■ **BRIEF**
Return the lines of the record below word for word, dropping the picture.

==================================================

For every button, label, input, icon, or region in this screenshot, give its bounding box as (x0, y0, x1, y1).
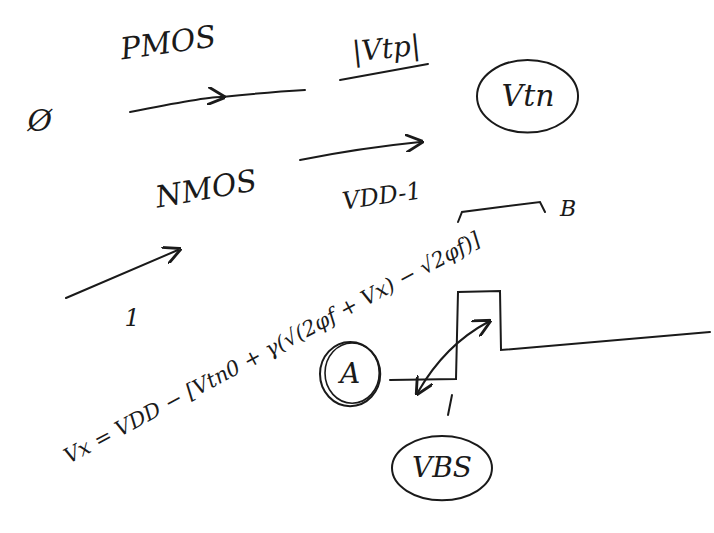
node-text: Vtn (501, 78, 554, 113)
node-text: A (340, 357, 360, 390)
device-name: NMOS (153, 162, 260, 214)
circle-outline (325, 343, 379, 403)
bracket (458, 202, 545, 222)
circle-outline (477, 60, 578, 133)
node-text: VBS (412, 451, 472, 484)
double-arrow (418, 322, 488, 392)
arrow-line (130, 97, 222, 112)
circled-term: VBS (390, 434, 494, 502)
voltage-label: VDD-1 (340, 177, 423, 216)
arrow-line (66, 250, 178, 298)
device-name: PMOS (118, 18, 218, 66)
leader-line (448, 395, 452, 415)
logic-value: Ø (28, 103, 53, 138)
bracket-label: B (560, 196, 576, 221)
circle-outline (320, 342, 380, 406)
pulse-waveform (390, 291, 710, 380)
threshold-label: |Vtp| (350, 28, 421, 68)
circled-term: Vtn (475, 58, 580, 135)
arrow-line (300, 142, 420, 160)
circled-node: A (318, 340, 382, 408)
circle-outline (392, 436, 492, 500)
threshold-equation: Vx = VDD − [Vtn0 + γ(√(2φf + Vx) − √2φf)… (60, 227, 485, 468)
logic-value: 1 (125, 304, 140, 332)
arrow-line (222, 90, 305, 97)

==================================================

■ **THE RESPONSE**
For every button, label, input, icon, or region in this screenshot, give its bounding box as (x0, y0, x1, y1).
node-text: Vtn (501, 78, 554, 113)
node-text: A (340, 357, 360, 390)
device-name: NMOS (153, 162, 260, 214)
circle-outline (325, 343, 379, 403)
bracket (458, 202, 545, 222)
circle-outline (477, 60, 578, 133)
node-text: VBS (412, 451, 472, 484)
double-arrow (418, 322, 488, 392)
arrow-line (130, 97, 222, 112)
circled-term: VBS (390, 434, 494, 502)
voltage-label: VDD-1 (340, 177, 423, 216)
arrow-line (66, 250, 178, 298)
device-name: PMOS (118, 18, 218, 66)
leader-line (448, 395, 452, 415)
logic-value: Ø (28, 103, 53, 138)
bracket-label: B (560, 196, 576, 221)
circle-outline (320, 342, 380, 406)
pulse-waveform (390, 291, 710, 380)
threshold-label: |Vtp| (350, 28, 421, 68)
circled-term: Vtn (475, 58, 580, 135)
arrow-line (300, 142, 420, 160)
circled-node: A (318, 340, 382, 408)
circle-outline (392, 436, 492, 500)
threshold-equation: Vx = VDD − [Vtn0 + γ(√(2φf + Vx) − √2φf)… (60, 227, 485, 468)
logic-value: 1 (125, 304, 140, 332)
arrow-line (222, 90, 305, 97)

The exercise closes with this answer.